## Task prompt
In this exercise, return the whole listing exactly, excluding any images.

-*-*-

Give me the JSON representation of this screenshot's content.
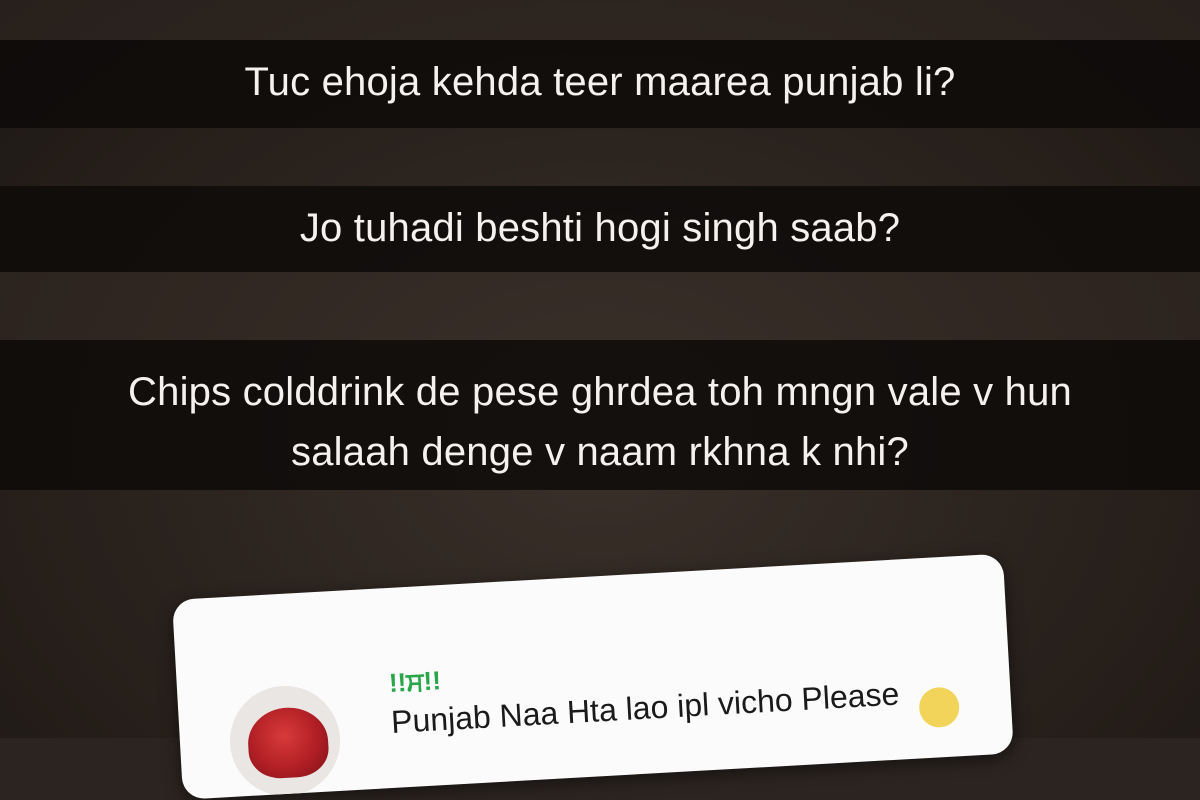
{
  "captions": {
    "line1": "Tuc ehoja kehda teer maarea punjab li?",
    "line2": "Jo tuhadi beshti hogi singh saab?",
    "line3a": "Chips colddrink de pese ghrdea toh mngn vale v hun",
    "line3b": "salaah denge v naam rkhna k nhi?"
  },
  "comment_card": {
    "username": "!!ਸ!!",
    "message": "Punjab Naa Hta lao ipl vicho Please",
    "avatar_icon": "turban-avatar-icon",
    "username_color": "#2aa64a"
  }
}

-*-*-

## Written answer
Give me the JSON representation of this screenshot's content.
{
  "captions": {
    "line1": "Tuc ehoja kehda teer maarea punjab li?",
    "line2": "Jo tuhadi beshti hogi singh saab?",
    "line3a": "Chips colddrink de pese ghrdea toh mngn vale v hun",
    "line3b": "salaah denge v naam rkhna k nhi?"
  },
  "comment_card": {
    "username": "!!ਸ!!",
    "message": "Punjab Naa Hta lao ipl vicho Please",
    "avatar_icon": "turban-avatar-icon",
    "username_color": "#2aa64a"
  }
}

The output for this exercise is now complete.